DONNÉES DE LA TÂCHE:

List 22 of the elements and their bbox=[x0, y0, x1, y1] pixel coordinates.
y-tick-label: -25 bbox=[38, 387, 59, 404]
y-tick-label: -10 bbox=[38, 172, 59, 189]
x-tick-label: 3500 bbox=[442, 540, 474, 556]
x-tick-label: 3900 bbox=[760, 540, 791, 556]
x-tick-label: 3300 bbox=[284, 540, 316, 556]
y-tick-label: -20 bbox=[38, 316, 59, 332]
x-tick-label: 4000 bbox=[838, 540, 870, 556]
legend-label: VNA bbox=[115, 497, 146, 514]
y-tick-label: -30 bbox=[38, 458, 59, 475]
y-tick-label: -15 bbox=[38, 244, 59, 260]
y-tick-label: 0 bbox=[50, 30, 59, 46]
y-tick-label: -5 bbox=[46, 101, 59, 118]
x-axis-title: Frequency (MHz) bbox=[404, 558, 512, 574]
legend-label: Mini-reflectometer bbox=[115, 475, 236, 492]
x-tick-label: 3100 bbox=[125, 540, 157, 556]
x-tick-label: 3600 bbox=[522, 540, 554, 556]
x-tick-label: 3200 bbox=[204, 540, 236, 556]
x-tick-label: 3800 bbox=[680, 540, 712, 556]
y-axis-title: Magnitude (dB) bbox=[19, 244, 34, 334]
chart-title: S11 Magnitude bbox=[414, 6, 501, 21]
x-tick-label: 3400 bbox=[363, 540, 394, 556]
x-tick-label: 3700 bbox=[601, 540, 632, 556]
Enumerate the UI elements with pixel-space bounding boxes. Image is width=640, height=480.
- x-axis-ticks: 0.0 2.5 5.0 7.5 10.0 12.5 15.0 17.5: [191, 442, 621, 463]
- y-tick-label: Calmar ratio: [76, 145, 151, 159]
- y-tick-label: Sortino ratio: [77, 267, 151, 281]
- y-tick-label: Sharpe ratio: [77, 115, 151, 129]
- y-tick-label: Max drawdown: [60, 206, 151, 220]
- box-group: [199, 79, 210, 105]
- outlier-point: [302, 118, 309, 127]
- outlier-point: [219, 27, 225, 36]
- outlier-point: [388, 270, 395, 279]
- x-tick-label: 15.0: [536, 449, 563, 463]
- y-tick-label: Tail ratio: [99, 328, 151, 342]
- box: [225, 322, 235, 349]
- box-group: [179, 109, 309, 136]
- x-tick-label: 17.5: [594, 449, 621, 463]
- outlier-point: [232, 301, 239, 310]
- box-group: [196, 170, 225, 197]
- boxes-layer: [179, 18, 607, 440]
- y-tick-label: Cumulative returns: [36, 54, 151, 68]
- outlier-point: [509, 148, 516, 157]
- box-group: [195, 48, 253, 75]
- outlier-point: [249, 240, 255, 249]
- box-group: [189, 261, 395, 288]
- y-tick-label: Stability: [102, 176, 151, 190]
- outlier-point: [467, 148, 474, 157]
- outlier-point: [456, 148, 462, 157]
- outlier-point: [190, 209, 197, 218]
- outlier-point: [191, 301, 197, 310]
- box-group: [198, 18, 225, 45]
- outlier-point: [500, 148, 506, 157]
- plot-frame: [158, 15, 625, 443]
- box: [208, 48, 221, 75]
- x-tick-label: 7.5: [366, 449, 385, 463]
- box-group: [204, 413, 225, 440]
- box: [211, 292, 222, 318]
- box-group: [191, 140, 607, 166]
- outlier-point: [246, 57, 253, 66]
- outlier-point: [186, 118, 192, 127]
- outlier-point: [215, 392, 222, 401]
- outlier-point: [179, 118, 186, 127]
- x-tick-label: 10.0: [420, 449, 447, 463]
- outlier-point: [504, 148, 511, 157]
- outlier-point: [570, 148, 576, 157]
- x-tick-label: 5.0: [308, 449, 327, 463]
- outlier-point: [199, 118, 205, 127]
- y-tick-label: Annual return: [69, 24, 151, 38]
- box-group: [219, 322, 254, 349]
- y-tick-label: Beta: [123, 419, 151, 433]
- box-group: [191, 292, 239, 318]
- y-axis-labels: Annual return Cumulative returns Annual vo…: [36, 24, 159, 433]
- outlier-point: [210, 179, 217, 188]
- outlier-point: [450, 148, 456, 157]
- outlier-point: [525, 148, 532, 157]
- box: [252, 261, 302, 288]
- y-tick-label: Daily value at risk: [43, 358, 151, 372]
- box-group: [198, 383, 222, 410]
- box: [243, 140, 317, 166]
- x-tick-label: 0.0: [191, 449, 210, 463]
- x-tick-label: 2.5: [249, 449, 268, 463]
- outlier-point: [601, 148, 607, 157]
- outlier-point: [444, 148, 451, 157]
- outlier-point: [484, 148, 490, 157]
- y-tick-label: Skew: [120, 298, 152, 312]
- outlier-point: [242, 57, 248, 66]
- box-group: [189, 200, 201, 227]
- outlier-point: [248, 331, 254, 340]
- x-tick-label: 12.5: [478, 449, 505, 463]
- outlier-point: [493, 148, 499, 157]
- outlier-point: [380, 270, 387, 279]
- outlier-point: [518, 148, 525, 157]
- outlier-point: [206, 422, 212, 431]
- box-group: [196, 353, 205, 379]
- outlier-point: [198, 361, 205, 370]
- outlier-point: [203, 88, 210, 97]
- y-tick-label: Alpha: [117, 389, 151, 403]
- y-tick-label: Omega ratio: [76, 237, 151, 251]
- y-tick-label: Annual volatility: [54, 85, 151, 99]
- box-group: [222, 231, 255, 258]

OBJECTIF: Recopiez mot pour mot toutes les lignes ci-dessus, sans rien y changer.

RÉSULTAT DE L'EXERCICE:
List 22 of the elements and their bbox=[x0, y0, x1, y1] pixel coordinates.
y-tick-label: -25 bbox=[38, 387, 59, 404]
y-tick-label: -10 bbox=[38, 172, 59, 189]
x-tick-label: 3500 bbox=[442, 540, 474, 556]
x-tick-label: 3900 bbox=[760, 540, 791, 556]
x-tick-label: 3300 bbox=[284, 540, 316, 556]
y-tick-label: -20 bbox=[38, 316, 59, 332]
x-tick-label: 4000 bbox=[838, 540, 870, 556]
legend-label: VNA bbox=[115, 497, 146, 514]
y-tick-label: -30 bbox=[38, 458, 59, 475]
y-tick-label: -15 bbox=[38, 244, 59, 260]
y-tick-label: 0 bbox=[50, 30, 59, 46]
y-tick-label: -5 bbox=[46, 101, 59, 118]
x-axis-title: Frequency (MHz) bbox=[404, 558, 512, 574]
legend-label: Mini-reflectometer bbox=[115, 475, 236, 492]
x-tick-label: 3100 bbox=[125, 540, 157, 556]
x-tick-label: 3600 bbox=[522, 540, 554, 556]
x-tick-label: 3200 bbox=[204, 540, 236, 556]
x-tick-label: 3800 bbox=[680, 540, 712, 556]
y-axis-title: Magnitude (dB) bbox=[19, 244, 34, 334]
chart-title: S11 Magnitude bbox=[414, 6, 501, 21]
x-tick-label: 3400 bbox=[363, 540, 394, 556]
x-tick-label: 3700 bbox=[601, 540, 632, 556]
Enumerate the UI elements with pixel-space bounding boxes. Image is width=640, height=480.
- x-axis-ticks: 0.0 2.5 5.0 7.5 10.0 12.5 15.0 17.5: [191, 442, 621, 463]
- y-tick-label: Calmar ratio: [76, 145, 151, 159]
- y-tick-label: Sortino ratio: [77, 267, 151, 281]
- y-tick-label: Sharpe ratio: [77, 115, 151, 129]
- y-tick-label: Max drawdown: [60, 206, 151, 220]
- box-group: [199, 79, 210, 105]
- outlier-point: [302, 118, 309, 127]
- outlier-point: [219, 27, 225, 36]
- outlier-point: [388, 270, 395, 279]
- x-tick-label: 15.0: [536, 449, 563, 463]
- y-tick-label: Tail ratio: [99, 328, 151, 342]
- box: [225, 322, 235, 349]
- box-group: [179, 109, 309, 136]
- x-tick-label: 17.5: [594, 449, 621, 463]
- outlier-point: [232, 301, 239, 310]
- box-group: [196, 170, 225, 197]
- boxes-layer: [179, 18, 607, 440]
- y-tick-label: Cumulative returns: [36, 54, 151, 68]
- outlier-point: [509, 148, 516, 157]
- box-group: [195, 48, 253, 75]
- outlier-point: [249, 240, 255, 249]
- box-group: [189, 261, 395, 288]
- y-tick-label: Stability: [102, 176, 151, 190]
- outlier-point: [467, 148, 474, 157]
- outlier-point: [456, 148, 462, 157]
- outlier-point: [190, 209, 197, 218]
- outlier-point: [191, 301, 197, 310]
- box-group: [198, 18, 225, 45]
- outlier-point: [500, 148, 506, 157]
- plot-frame: [158, 15, 625, 443]
- box: [208, 48, 221, 75]
- x-tick-label: 7.5: [366, 449, 385, 463]
- box-group: [204, 413, 225, 440]
- box: [211, 292, 222, 318]
- box-group: [191, 140, 607, 166]
- outlier-point: [246, 57, 253, 66]
- outlier-point: [186, 118, 192, 127]
- outlier-point: [215, 392, 222, 401]
- outlier-point: [179, 118, 186, 127]
- x-tick-label: 10.0: [420, 449, 447, 463]
- outlier-point: [504, 148, 511, 157]
- outlier-point: [570, 148, 576, 157]
- x-tick-label: 5.0: [308, 449, 327, 463]
- outlier-point: [199, 118, 205, 127]
- y-tick-label: Annual return: [69, 24, 151, 38]
- box-group: [219, 322, 254, 349]
- y-tick-label: Beta: [123, 419, 151, 433]
- box-group: [191, 292, 239, 318]
- y-axis-labels: Annual return Cumulative returns Annual vo…: [36, 24, 159, 433]
- outlier-point: [210, 179, 217, 188]
- outlier-point: [450, 148, 456, 157]
- outlier-point: [525, 148, 532, 157]
- box: [252, 261, 302, 288]
- y-tick-label: Daily value at risk: [43, 358, 151, 372]
- box-group: [198, 383, 222, 410]
- box: [243, 140, 317, 166]
- x-tick-label: 0.0: [191, 449, 210, 463]
- x-tick-label: 2.5: [249, 449, 268, 463]
- outlier-point: [601, 148, 607, 157]
- outlier-point: [444, 148, 451, 157]
- outlier-point: [484, 148, 490, 157]
- y-tick-label: Skew: [120, 298, 152, 312]
- outlier-point: [242, 57, 248, 66]
- box-group: [189, 200, 201, 227]
- outlier-point: [248, 331, 254, 340]
- x-tick-label: 12.5: [478, 449, 505, 463]
- outlier-point: [493, 148, 499, 157]
- outlier-point: [380, 270, 387, 279]
- outlier-point: [518, 148, 525, 157]
- outlier-point: [206, 422, 212, 431]
- box-group: [196, 353, 205, 379]
- outlier-point: [198, 361, 205, 370]
- outlier-point: [203, 88, 210, 97]
- y-tick-label: Alpha: [117, 389, 151, 403]
- y-tick-label: Omega ratio: [76, 237, 151, 251]
- y-tick-label: Annual volatility: [54, 85, 151, 99]
- box-group: [222, 231, 255, 258]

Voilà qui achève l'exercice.